• Given instruction
Pictures do not belong in the copy, so please give every entry below again exactly.

--- Begin ---

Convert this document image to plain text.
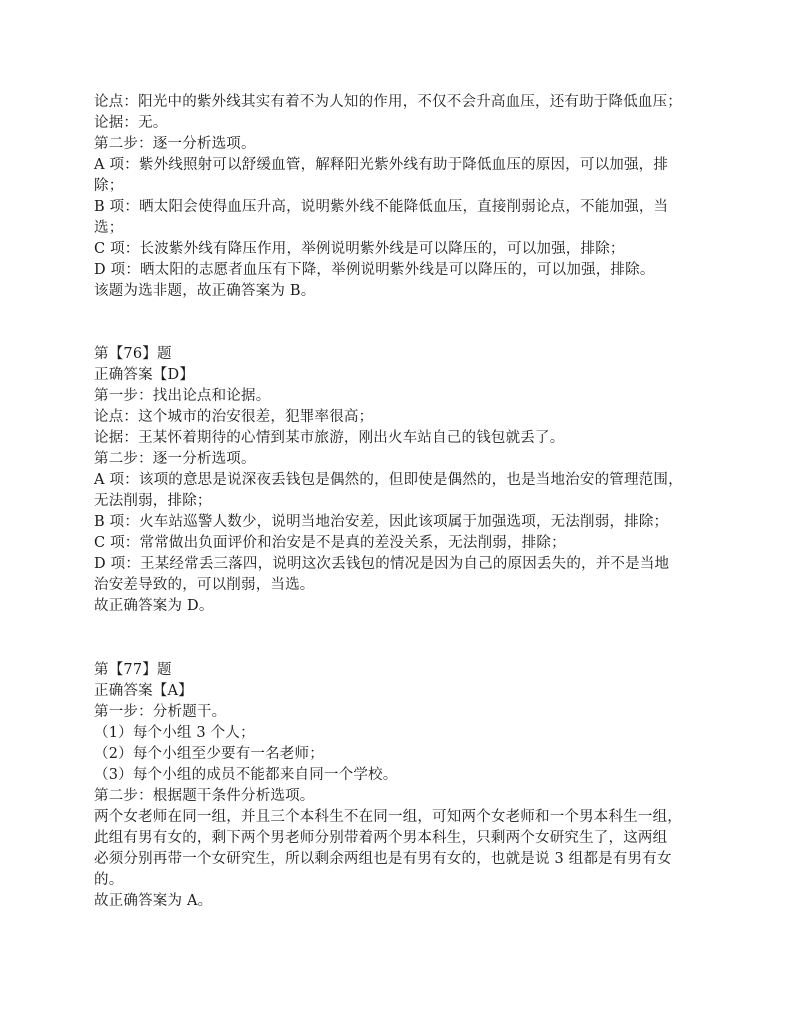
论点：阳光中的紫外线其实有着不为人知的作用，不仅不会升高血压，还有助于降低血压；
论据：无。
第二步：逐一分析选项。
A 项：紫外线照射可以舒缓血管，解释阳光紫外线有助于降低血压的原因，可以加强，排
除；
B 项：晒太阳会使得血压升高，说明紫外线不能降低血压，直接削弱论点，不能加强，当
选；
C 项：长波紫外线有降压作用，举例说明紫外线是可以降压的，可以加强，排除；
D 项：晒太阳的志愿者血压有下降，举例说明紫外线是可以降压的，可以加强，排除。
该题为选非题，故正确答案为 B。
第【76】题
正确答案【D】
第一步：找出论点和论据。
论点：这个城市的治安很差，犯罪率很高；
论据：王某怀着期待的心情到某市旅游，刚出火车站自己的钱包就丢了。
第二步：逐一分析选项。
A 项：该项的意思是说深夜丢钱包是偶然的，但即使是偶然的，也是当地治安的管理范围，
无法削弱，排除；
B 项：火车站巡警人数少，说明当地治安差，因此该项属于加强选项，无法削弱，排除；
C 项：常常做出负面评价和治安是不是真的差没关系，无法削弱，排除；
D 项：王某经常丢三落四，说明这次丢钱包的情况是因为自己的原因丢失的，并不是当地
治安差导致的，可以削弱，当选。
故正确答案为 D。
第【77】题
正确答案【A】
第一步：分析题干。
（1）每个小组 3 个人；
（2）每个小组至少要有一名老师；
（3）每个小组的成员不能都来自同一个学校。
第二步：根据题干条件分析选项。
两个女老师在同一组，并且三个本科生不在同一组，可知两个女老师和一个男本科生一组，
此组有男有女的，剩下两个男老师分别带着两个男本科生，只剩两个女研究生了，这两组
必须分别再带一个女研究生，所以剩余两组也是有男有女的，也就是说 3 组都是有男有女
的。
故正确答案为 A。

--- End ---

• The response
Convert this document image to plain text.
论点：阳光中的紫外线其实有着不为人知的作用，不仅不会升高血压，还有助于降低血压；
论据：无。
第二步：逐一分析选项。
A 项：紫外线照射可以舒缓血管，解释阳光紫外线有助于降低血压的原因，可以加强，排
除；
B 项：晒太阳会使得血压升高，说明紫外线不能降低血压，直接削弱论点，不能加强，当
选；
C 项：长波紫外线有降压作用，举例说明紫外线是可以降压的，可以加强，排除；
D 项：晒太阳的志愿者血压有下降，举例说明紫外线是可以降压的，可以加强，排除。
该题为选非题，故正确答案为 B。
第【76】题
正确答案【D】
第一步：找出论点和论据。
论点：这个城市的治安很差，犯罪率很高；
论据：王某怀着期待的心情到某市旅游，刚出火车站自己的钱包就丢了。
第二步：逐一分析选项。
A 项：该项的意思是说深夜丢钱包是偶然的，但即使是偶然的，也是当地治安的管理范围，
无法削弱，排除；
B 项：火车站巡警人数少，说明当地治安差，因此该项属于加强选项，无法削弱，排除；
C 项：常常做出负面评价和治安是不是真的差没关系，无法削弱，排除；
D 项：王某经常丢三落四，说明这次丢钱包的情况是因为自己的原因丢失的，并不是当地
治安差导致的，可以削弱，当选。
故正确答案为 D。
第【77】题
正确答案【A】
第一步：分析题干。
（1）每个小组 3 个人；
（2）每个小组至少要有一名老师；
（3）每个小组的成员不能都来自同一个学校。
第二步：根据题干条件分析选项。
两个女老师在同一组，并且三个本科生不在同一组，可知两个女老师和一个男本科生一组，
此组有男有女的，剩下两个男老师分别带着两个男本科生，只剩两个女研究生了，这两组
必须分别再带一个女研究生，所以剩余两组也是有男有女的，也就是说 3 组都是有男有女
的。
故正确答案为 A。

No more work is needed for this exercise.